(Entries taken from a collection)
• • • • •
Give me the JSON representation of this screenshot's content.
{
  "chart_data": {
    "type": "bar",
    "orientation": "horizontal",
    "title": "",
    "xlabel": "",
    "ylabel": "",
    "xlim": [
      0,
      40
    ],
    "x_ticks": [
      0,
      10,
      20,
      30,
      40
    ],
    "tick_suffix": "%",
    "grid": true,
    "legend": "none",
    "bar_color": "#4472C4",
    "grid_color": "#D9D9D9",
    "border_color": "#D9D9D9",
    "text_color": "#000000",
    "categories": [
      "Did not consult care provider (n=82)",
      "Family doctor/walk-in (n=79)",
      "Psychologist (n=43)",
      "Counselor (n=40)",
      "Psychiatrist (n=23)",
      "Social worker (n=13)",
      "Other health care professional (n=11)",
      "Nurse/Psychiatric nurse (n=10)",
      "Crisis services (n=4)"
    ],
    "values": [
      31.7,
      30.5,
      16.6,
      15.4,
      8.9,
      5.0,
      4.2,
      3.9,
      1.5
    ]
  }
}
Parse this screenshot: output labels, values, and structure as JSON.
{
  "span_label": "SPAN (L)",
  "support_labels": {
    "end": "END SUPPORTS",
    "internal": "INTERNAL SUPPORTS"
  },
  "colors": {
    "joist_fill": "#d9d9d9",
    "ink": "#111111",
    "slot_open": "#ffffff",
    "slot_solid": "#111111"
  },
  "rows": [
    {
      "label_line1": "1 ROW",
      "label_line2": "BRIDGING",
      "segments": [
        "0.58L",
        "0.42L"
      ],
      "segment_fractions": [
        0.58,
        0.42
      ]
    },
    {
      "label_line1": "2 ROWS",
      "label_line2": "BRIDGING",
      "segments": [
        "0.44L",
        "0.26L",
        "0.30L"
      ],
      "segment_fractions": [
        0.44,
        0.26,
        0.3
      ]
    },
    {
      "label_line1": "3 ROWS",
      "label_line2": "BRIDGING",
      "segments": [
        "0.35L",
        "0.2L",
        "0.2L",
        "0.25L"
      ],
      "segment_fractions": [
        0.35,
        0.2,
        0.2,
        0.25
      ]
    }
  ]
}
• • • • •
In the records shown above, how many lines include the word "values"? Answer with the number only.

■ Result of the exercise ■
2